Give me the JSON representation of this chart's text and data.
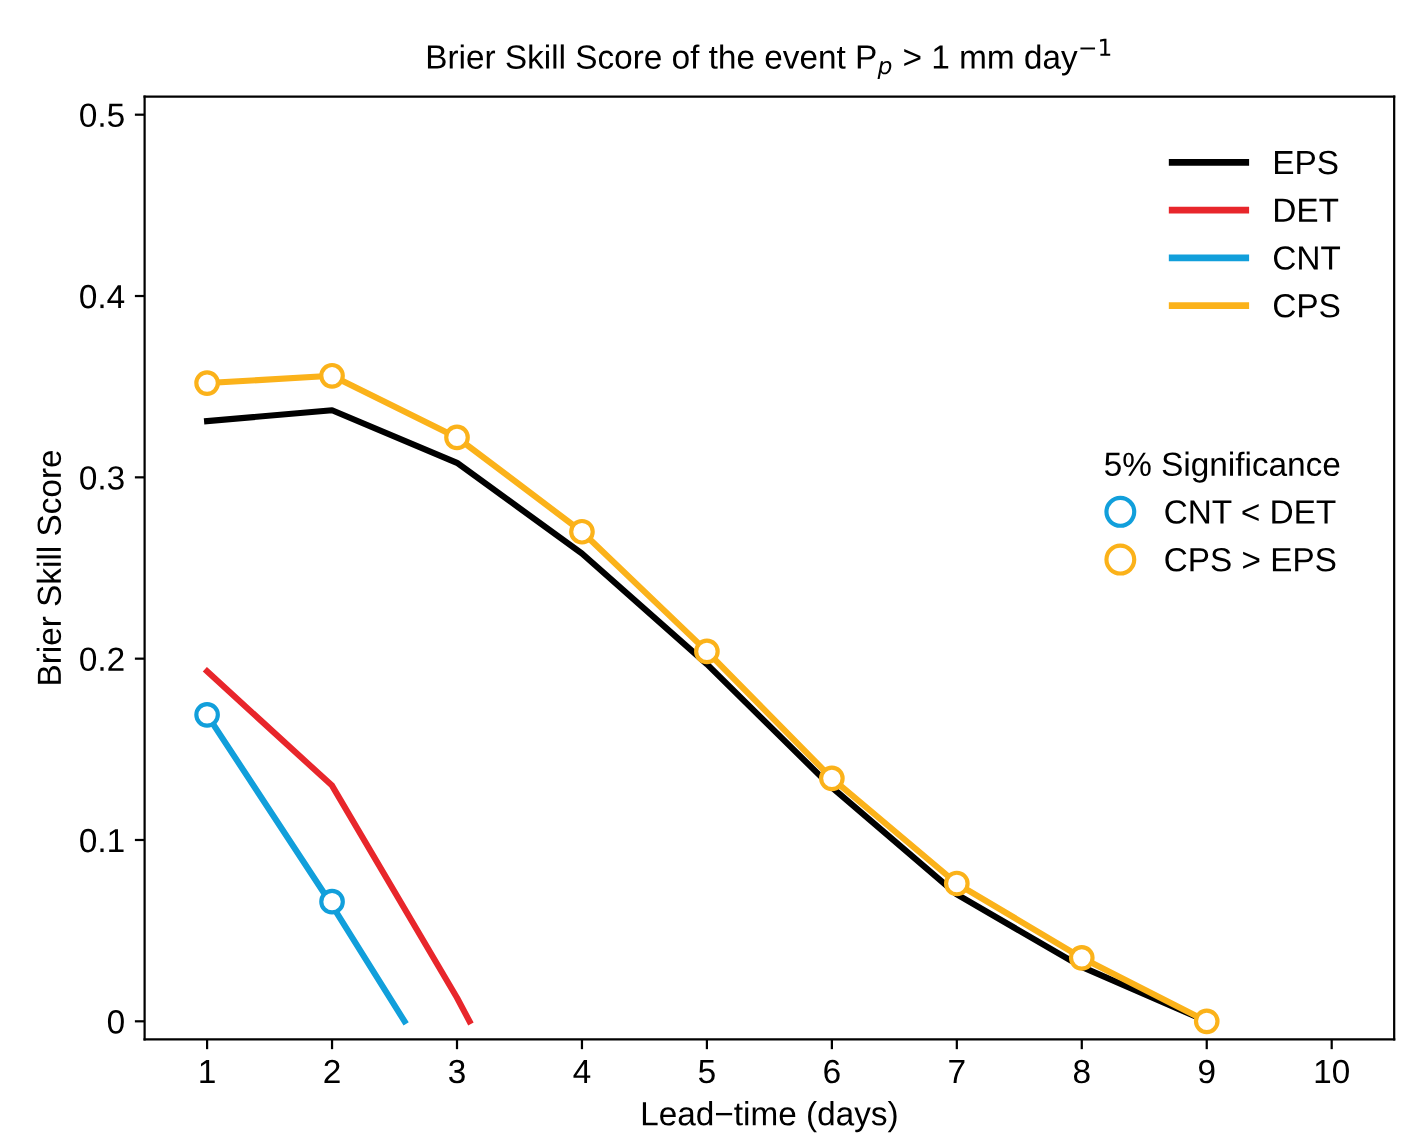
{
  "chart_data": {
    "type": "line",
    "title": "Brier Skill Score of the event P$_{p}$ > 1 mm day$^{−1}$",
    "xlabel": "Lead−time (days)",
    "ylabel": "Brier Skill Score",
    "legend_title": "5% Significance",
    "x": [
      1,
      2,
      3,
      4,
      5,
      6,
      7,
      8,
      9
    ],
    "series": [
      {
        "name": "EPS",
        "color": "#000000",
        "values": [
          0.331,
          0.337,
          0.308,
          0.258,
          0.197,
          0.129,
          0.07,
          0.03,
          0
        ]
      },
      {
        "name": "DET",
        "color": "#e8262b",
        "x": [
          1,
          2,
          3,
          3.1
        ],
        "values": [
          0.193,
          0.13,
          0.013,
          0
        ]
      },
      {
        "name": "CNT",
        "color": "#119fdb",
        "x": [
          1,
          2,
          2.58
        ],
        "values": [
          0.169,
          0.064,
          0
        ]
      },
      {
        "name": "CPS",
        "color": "#fbb21a",
        "values": [
          0.352,
          0.356,
          0.322,
          0.27,
          0.204,
          0.134,
          0.076,
          0.035,
          0
        ]
      },
      {
        "name": "CNT < DET",
        "type": "scatter",
        "marker": "circle",
        "color": "#119fdb",
        "x": [
          1,
          2
        ],
        "values": [
          0.169,
          0.066
        ]
      },
      {
        "name": "CPS > EPS",
        "type": "scatter",
        "marker": "circle",
        "color": "#fbb21a",
        "values": [
          0.352,
          0.356,
          0.322,
          0.27,
          0.204,
          0.134,
          0.076,
          0.035,
          0
        ]
      }
    ],
    "xlim": [
      0.5,
      10.5
    ],
    "xticks": [
      1,
      2,
      3,
      4,
      5,
      6,
      7,
      8,
      9,
      10
    ],
    "ylim": [
      -0.01,
      0.51
    ],
    "yticks": [
      0,
      0.1,
      0.2,
      0.3,
      0.4,
      0.5
    ],
    "grid": false,
    "legend": "top right"
  }
}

□ □ □ □ □

(TASK OBJECTIVE): Keep the pictures out and write out the records exactly.

(THE RESPONSE):
Give me the JSON representation of this chart's text and data.
{
  "chart_data": {
    "type": "line",
    "title": "Brier Skill Score of the event P$_{p}$ > 1 mm day$^{−1}$",
    "xlabel": "Lead−time (days)",
    "ylabel": "Brier Skill Score",
    "legend_title": "5% Significance",
    "x": [
      1,
      2,
      3,
      4,
      5,
      6,
      7,
      8,
      9
    ],
    "series": [
      {
        "name": "EPS",
        "color": "#000000",
        "values": [
          0.331,
          0.337,
          0.308,
          0.258,
          0.197,
          0.129,
          0.07,
          0.03,
          0
        ]
      },
      {
        "name": "DET",
        "color": "#e8262b",
        "x": [
          1,
          2,
          3,
          3.1
        ],
        "values": [
          0.193,
          0.13,
          0.013,
          0
        ]
      },
      {
        "name": "CNT",
        "color": "#119fdb",
        "x": [
          1,
          2,
          2.58
        ],
        "values": [
          0.169,
          0.064,
          0
        ]
      },
      {
        "name": "CPS",
        "color": "#fbb21a",
        "values": [
          0.352,
          0.356,
          0.322,
          0.27,
          0.204,
          0.134,
          0.076,
          0.035,
          0
        ]
      },
      {
        "name": "CNT < DET",
        "type": "scatter",
        "marker": "circle",
        "color": "#119fdb",
        "x": [
          1,
          2
        ],
        "values": [
          0.169,
          0.066
        ]
      },
      {
        "name": "CPS > EPS",
        "type": "scatter",
        "marker": "circle",
        "color": "#fbb21a",
        "values": [
          0.352,
          0.356,
          0.322,
          0.27,
          0.204,
          0.134,
          0.076,
          0.035,
          0
        ]
      }
    ],
    "xlim": [
      0.5,
      10.5
    ],
    "xticks": [
      1,
      2,
      3,
      4,
      5,
      6,
      7,
      8,
      9,
      10
    ],
    "ylim": [
      -0.01,
      0.51
    ],
    "yticks": [
      0,
      0.1,
      0.2,
      0.3,
      0.4,
      0.5
    ],
    "grid": false,
    "legend": "top right"
  }
}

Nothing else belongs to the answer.